━━━ Given records

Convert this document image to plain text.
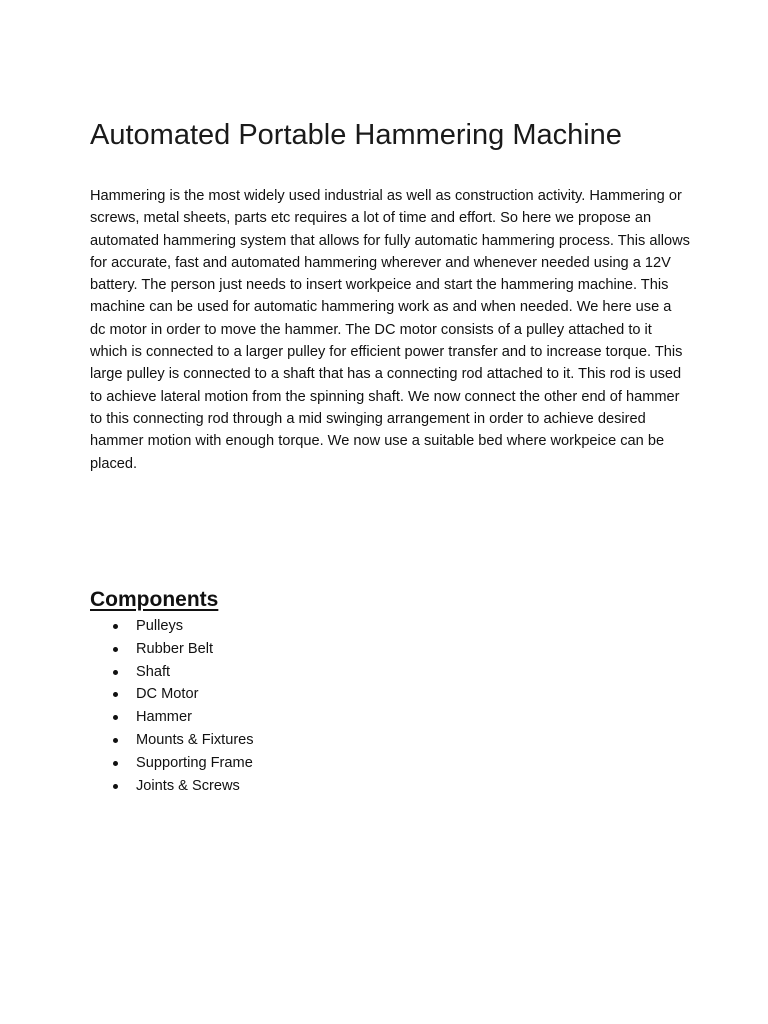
Automated Portable Hammering Machine

Hammering is the most widely used industrial as well as construction activity. Hammering or screws, metal sheets, parts etc requires a lot of time and effort. So here we propose an automated hammering system that allows for fully automatic hammering process. This allows for accurate, fast and automated hammering wherever and whenever needed using a 12V battery. The person just needs to insert workpeice and start the hammering machine. This machine can be used for automatic hammering work as and when needed. We here use a dc motor in order to move the hammer. The DC motor consists of a pulley attached to it which is connected to a larger pulley for efficient power transfer and to increase torque. This large pulley is connected to a shaft that has a connecting rod attached to it. This rod is used to achieve lateral motion from the spinning shaft. We now connect the other end of hammer to this connecting rod through a mid swinging arrangement in order to achieve desired hammer motion with enough torque. We now use a suitable bed where workpeice can be placed.

Components
Pulleys
Rubber Belt
Shaft
DC Motor
Hammer
Mounts & Fixtures
Supporting Frame
Joints & Screws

━━━━━━

Task objective> Do not copy the pictures, but repeat every line exactly.

Final result>
Convert this document image to plain text.
Automated Portable Hammering Machine

Hammering is the most widely used industrial as well as construction activity. Hammering or screws, metal sheets, parts etc requires a lot of time and effort. So here we propose an automated hammering system that allows for fully automatic hammering process. This allows for accurate, fast and automated hammering wherever and whenever needed using a 12V battery. The person just needs to insert workpeice and start the hammering machine. This machine can be used for automatic hammering work as and when needed. We here use a dc motor in order to move the hammer. The DC motor consists of a pulley attached to it which is connected to a larger pulley for efficient power transfer and to increase torque. This large pulley is connected to a shaft that has a connecting rod attached to it. This rod is used to achieve lateral motion from the spinning shaft. We now connect the other end of hammer to this connecting rod through a mid swinging arrangement in order to achieve desired hammer motion with enough torque. We now use a suitable bed where workpeice can be placed.

Components
Pulleys
Rubber Belt
Shaft
DC Motor
Hammer
Mounts & Fixtures
Supporting Frame
Joints & Screws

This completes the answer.